-- MATERIAL TO PROCESS --
______

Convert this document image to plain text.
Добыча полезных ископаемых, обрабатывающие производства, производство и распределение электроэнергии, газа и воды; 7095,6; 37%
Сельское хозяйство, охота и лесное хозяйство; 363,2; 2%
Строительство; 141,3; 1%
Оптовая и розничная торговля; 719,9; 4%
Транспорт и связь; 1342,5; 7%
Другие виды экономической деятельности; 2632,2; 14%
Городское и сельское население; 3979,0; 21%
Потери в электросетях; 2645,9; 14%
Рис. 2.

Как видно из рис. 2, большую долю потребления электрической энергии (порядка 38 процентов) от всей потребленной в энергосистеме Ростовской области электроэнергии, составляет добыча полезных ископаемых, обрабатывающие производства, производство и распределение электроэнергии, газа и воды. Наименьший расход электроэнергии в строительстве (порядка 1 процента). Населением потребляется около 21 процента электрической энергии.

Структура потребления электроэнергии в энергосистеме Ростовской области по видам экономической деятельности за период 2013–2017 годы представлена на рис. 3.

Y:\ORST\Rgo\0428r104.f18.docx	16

______

-- WRITTEN PROBLEM --
Output the full listing without altering anything.

-- REPLY --
Convert this document image to plain text.
Добыча полезных ископаемых, обрабатывающие производства, производство и распределение электроэнергии, газа и воды; 7095,6; 37%
Сельское хозяйство, охота и лесное хозяйство; 363,2; 2%
Строительство; 141,3; 1%
Оптовая и розничная торговля; 719,9; 4%
Транспорт и связь; 1342,5; 7%
Другие виды экономической деятельности; 2632,2; 14%
Городское и сельское население; 3979,0; 21%
Потери в электросетях; 2645,9; 14%
Рис. 2.

Как видно из рис. 2, большую долю потребления электрической энергии (порядка 38 процентов) от всей потребленной в энергосистеме Ростовской области электроэнергии, составляет добыча полезных ископаемых, обрабатывающие производства, производство и распределение электроэнергии, газа и воды. Наименьший расход электроэнергии в строительстве (порядка 1 процента). Населением потребляется около 21 процента электрической энергии.

Структура потребления электроэнергии в энергосистеме Ростовской области по видам экономической деятельности за период 2013–2017 годы представлена на рис. 3.

Y:\ORST\Rgo\0428r104.f18.docx	16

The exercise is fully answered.